- [What needs to be done]: Transcribe the records that follow. Keep every word exactly, and drop the pictures.
--- Input material ---
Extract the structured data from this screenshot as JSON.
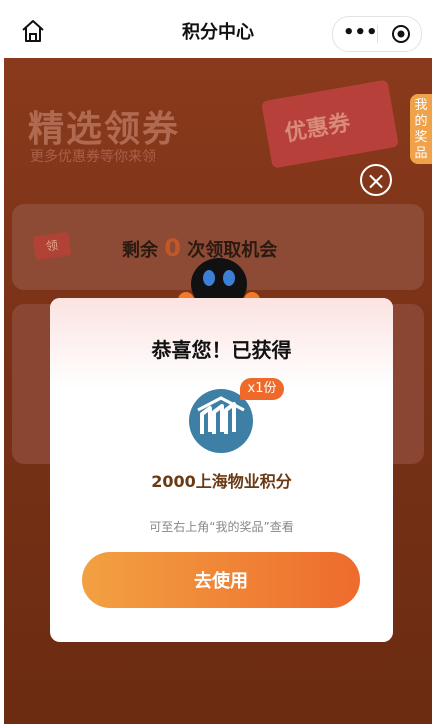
{
  "nav": {
    "title": "积分中心",
    "more_glyph": "•••"
  },
  "background": {
    "banner_title": "精选领券",
    "banner_subtitle": "更多优惠券等你来领",
    "coupon_text": "优惠券",
    "prize_tab": "我的奖品",
    "close_glyph": "×",
    "remain_prefix": "剩余",
    "remain_count": "0",
    "remain_suffix": "次领取机会",
    "tag_text": "领"
  },
  "modal": {
    "heading": "恭喜您！已获得",
    "quantity_badge": "x1份",
    "prize_name": "2000上海物业积分",
    "hint": "可至右上角“我的奖品”查看",
    "button_label": "去使用"
  },
  "colors": {
    "accent": "#ee6b2c",
    "background": "#7a3217",
    "logo": "#3d7fa5"
  }
}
---
- [Exercise output]:
Extract the structured data from this screenshot as JSON.
{
  "nav": {
    "title": "积分中心",
    "more_glyph": "•••"
  },
  "background": {
    "banner_title": "精选领券",
    "banner_subtitle": "更多优惠券等你来领",
    "coupon_text": "优惠券",
    "prize_tab": "我的奖品",
    "close_glyph": "×",
    "remain_prefix": "剩余",
    "remain_count": "0",
    "remain_suffix": "次领取机会",
    "tag_text": "领"
  },
  "modal": {
    "heading": "恭喜您！已获得",
    "quantity_badge": "x1份",
    "prize_name": "2000上海物业积分",
    "hint": "可至右上角“我的奖品”查看",
    "button_label": "去使用"
  },
  "colors": {
    "accent": "#ee6b2c",
    "background": "#7a3217",
    "logo": "#3d7fa5"
  }
}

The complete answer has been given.